◆ **What is being asked**
Pick out the lines containing "content".

Figure dataset records

┌────────

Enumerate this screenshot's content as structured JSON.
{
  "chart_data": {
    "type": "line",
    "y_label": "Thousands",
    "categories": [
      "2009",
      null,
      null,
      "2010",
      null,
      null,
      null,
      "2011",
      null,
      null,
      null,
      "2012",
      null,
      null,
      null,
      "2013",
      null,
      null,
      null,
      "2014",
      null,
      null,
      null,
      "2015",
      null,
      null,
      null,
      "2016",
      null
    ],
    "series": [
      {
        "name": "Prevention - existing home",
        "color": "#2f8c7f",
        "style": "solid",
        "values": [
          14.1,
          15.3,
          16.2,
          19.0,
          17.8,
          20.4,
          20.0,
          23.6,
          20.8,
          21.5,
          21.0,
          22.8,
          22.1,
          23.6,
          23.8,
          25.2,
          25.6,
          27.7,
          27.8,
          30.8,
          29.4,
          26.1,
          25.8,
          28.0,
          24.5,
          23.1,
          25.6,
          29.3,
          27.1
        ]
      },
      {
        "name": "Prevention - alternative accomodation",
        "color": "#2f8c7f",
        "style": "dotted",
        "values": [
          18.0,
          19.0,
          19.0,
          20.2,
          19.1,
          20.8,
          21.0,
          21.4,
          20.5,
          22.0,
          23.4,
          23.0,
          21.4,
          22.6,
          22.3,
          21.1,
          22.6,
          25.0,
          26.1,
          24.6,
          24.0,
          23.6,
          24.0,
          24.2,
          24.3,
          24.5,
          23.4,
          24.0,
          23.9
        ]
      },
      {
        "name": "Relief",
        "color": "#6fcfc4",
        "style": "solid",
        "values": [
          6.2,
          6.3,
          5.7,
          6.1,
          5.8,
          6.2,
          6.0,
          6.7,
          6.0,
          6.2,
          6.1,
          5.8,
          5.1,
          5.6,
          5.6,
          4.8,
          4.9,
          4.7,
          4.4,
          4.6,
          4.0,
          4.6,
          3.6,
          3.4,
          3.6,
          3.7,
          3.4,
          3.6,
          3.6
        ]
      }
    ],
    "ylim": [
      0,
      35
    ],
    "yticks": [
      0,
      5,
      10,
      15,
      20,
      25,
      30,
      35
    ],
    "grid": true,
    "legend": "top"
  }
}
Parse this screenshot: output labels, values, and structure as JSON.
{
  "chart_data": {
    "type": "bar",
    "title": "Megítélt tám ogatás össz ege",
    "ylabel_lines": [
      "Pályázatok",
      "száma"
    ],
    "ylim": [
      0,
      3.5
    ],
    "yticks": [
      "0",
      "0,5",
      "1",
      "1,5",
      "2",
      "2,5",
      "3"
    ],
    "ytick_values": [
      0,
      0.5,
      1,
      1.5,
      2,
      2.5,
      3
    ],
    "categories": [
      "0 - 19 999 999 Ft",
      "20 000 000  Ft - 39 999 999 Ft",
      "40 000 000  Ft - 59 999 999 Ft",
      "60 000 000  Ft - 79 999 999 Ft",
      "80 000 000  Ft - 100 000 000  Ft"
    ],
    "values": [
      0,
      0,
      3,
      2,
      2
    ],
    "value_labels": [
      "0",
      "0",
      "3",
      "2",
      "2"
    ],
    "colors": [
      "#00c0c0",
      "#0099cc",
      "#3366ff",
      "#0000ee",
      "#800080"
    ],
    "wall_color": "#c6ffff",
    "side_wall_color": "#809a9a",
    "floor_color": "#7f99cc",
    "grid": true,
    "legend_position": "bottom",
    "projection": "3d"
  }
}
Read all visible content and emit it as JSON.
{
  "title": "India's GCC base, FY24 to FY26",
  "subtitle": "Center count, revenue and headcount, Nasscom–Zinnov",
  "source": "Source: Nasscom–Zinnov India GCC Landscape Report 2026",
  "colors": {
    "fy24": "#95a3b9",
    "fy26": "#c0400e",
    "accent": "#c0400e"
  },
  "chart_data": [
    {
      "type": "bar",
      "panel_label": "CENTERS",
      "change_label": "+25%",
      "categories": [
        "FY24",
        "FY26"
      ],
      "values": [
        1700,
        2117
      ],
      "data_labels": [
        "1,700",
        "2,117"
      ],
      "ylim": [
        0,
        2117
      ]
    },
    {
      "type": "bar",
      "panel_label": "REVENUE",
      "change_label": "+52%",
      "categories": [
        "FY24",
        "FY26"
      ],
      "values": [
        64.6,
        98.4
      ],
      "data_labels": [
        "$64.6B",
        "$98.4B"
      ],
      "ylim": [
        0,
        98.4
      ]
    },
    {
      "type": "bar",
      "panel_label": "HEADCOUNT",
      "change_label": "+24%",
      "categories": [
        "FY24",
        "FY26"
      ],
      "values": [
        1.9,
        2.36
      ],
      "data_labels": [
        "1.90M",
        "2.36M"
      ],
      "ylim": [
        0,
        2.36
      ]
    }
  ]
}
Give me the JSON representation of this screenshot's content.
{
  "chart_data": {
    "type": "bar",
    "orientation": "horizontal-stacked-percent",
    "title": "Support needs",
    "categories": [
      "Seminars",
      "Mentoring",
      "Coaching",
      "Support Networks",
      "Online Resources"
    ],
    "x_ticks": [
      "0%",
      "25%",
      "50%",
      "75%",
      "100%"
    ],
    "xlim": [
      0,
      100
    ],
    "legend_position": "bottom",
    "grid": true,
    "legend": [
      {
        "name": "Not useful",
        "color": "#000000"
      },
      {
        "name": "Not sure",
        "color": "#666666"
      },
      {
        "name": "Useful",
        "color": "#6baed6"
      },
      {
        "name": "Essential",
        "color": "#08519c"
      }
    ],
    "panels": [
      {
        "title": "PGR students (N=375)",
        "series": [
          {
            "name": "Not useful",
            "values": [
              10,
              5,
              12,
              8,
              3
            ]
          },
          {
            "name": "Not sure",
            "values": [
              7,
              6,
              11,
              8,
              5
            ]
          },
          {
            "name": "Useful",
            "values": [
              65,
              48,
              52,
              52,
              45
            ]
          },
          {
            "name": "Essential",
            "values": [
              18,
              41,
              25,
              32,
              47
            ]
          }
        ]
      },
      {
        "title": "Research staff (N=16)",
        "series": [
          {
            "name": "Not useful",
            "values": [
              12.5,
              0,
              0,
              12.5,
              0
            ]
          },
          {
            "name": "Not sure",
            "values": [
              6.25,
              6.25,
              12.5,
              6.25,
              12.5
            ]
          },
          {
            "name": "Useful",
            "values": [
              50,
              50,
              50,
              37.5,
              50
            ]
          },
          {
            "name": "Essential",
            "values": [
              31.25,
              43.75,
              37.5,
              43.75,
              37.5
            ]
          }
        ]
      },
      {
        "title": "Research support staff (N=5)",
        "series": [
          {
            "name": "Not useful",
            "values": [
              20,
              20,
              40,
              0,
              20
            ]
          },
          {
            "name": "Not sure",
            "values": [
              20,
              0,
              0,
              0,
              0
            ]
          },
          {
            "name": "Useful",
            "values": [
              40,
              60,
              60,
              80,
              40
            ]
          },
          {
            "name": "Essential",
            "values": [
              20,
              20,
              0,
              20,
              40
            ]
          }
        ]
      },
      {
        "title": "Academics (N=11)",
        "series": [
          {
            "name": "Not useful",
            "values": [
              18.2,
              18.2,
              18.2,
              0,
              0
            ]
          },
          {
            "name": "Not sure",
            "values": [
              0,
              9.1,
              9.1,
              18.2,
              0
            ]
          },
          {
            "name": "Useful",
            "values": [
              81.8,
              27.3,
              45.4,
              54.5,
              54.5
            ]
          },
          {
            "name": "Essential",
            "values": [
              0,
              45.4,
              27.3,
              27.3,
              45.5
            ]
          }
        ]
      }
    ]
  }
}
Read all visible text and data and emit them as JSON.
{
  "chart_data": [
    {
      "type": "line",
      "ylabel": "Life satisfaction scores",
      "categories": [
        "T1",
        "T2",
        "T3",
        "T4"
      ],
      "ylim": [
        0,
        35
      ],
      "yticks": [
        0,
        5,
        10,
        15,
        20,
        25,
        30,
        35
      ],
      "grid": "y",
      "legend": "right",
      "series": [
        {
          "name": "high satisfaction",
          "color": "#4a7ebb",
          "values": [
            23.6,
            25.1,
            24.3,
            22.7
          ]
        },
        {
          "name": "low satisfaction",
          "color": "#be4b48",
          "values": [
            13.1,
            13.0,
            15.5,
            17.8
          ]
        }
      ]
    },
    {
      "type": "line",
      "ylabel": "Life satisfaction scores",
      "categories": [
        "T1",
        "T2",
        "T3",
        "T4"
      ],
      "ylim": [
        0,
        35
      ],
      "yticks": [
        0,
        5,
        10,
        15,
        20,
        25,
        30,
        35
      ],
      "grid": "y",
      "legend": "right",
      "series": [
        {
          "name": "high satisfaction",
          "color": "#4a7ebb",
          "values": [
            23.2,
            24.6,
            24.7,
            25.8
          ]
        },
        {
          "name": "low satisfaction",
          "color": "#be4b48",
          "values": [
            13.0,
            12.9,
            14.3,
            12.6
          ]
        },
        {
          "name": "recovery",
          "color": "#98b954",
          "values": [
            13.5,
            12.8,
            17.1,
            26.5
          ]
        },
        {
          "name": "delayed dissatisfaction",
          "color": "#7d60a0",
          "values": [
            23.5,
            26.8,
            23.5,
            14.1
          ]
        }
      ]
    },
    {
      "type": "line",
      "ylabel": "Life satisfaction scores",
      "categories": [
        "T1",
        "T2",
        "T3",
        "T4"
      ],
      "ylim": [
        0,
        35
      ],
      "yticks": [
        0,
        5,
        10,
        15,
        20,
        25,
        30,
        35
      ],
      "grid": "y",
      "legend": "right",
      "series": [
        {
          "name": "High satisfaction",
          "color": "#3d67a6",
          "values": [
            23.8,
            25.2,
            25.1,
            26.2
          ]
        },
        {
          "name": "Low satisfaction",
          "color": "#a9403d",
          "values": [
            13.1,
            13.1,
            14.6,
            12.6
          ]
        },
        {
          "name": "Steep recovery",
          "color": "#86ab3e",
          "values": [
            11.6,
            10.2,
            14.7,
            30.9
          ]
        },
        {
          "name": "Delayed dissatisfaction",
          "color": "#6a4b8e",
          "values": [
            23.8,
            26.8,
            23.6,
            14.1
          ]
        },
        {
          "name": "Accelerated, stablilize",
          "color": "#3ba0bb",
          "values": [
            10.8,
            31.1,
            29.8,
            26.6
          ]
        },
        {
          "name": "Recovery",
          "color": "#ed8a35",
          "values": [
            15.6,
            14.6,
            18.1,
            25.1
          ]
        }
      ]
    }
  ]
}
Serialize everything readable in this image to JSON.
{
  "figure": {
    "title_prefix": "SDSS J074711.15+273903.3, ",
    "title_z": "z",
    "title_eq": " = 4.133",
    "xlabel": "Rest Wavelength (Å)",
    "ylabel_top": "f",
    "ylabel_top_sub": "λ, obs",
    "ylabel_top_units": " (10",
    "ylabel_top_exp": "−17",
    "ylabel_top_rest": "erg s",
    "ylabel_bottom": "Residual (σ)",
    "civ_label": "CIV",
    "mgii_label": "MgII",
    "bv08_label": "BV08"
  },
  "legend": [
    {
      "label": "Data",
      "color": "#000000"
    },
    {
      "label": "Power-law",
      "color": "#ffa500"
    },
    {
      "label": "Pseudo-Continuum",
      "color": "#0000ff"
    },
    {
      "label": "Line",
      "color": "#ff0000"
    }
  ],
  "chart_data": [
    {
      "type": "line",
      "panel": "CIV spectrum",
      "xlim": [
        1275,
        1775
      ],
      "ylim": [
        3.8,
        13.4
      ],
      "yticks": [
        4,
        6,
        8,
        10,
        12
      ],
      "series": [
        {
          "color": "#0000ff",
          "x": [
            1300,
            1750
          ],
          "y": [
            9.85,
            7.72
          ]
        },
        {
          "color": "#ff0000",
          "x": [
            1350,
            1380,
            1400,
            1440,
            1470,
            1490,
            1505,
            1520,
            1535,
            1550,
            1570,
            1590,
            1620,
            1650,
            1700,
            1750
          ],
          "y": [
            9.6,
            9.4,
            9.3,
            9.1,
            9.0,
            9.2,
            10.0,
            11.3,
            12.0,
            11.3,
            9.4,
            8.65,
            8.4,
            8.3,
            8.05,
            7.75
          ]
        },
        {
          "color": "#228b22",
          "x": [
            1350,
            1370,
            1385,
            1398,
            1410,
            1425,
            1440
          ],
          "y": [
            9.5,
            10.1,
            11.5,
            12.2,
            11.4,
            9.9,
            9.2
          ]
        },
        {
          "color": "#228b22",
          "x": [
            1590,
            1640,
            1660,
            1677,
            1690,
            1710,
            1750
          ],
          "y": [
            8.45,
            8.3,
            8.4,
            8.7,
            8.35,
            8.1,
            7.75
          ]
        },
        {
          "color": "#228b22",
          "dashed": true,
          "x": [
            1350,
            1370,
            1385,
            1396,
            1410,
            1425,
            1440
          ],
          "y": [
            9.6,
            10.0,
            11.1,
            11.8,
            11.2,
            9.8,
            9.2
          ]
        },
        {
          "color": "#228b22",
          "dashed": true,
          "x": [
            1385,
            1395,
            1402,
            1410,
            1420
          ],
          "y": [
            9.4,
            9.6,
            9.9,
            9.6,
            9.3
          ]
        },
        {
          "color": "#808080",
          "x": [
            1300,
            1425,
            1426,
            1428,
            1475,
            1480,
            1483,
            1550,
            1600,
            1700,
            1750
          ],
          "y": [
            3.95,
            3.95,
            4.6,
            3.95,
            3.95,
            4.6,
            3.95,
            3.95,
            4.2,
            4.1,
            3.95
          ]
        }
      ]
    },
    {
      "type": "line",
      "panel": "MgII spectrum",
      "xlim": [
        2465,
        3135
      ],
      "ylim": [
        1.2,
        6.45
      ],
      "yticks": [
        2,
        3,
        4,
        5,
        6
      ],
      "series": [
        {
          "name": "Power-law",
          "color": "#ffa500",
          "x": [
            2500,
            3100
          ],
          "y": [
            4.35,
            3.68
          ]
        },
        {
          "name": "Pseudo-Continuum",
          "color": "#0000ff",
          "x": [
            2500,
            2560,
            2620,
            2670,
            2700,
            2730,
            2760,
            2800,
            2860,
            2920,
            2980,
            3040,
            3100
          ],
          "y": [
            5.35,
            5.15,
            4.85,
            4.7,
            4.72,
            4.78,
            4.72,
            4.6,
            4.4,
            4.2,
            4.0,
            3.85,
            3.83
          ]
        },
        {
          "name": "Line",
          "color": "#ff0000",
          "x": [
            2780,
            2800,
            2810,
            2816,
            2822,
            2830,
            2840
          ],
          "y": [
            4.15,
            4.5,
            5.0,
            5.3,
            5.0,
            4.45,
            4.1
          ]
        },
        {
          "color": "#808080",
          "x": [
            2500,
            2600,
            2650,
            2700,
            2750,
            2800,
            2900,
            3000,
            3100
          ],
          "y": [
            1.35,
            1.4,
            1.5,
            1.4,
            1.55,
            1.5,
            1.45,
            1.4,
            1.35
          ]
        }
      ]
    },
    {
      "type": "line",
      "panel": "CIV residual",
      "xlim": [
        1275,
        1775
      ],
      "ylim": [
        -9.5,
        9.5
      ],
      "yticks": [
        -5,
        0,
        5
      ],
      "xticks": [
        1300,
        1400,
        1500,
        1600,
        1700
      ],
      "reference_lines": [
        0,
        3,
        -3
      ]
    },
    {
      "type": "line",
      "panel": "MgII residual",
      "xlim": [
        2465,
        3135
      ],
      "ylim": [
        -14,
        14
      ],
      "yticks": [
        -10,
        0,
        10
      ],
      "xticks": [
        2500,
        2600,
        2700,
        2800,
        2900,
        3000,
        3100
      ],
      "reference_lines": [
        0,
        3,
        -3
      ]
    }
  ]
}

└────────

◆ **Solution to this task**
Enumerate this screenshot's content as structured JSON.
Read all visible content and emit it as JSON.
Give me the JSON representation of this screenshot's content.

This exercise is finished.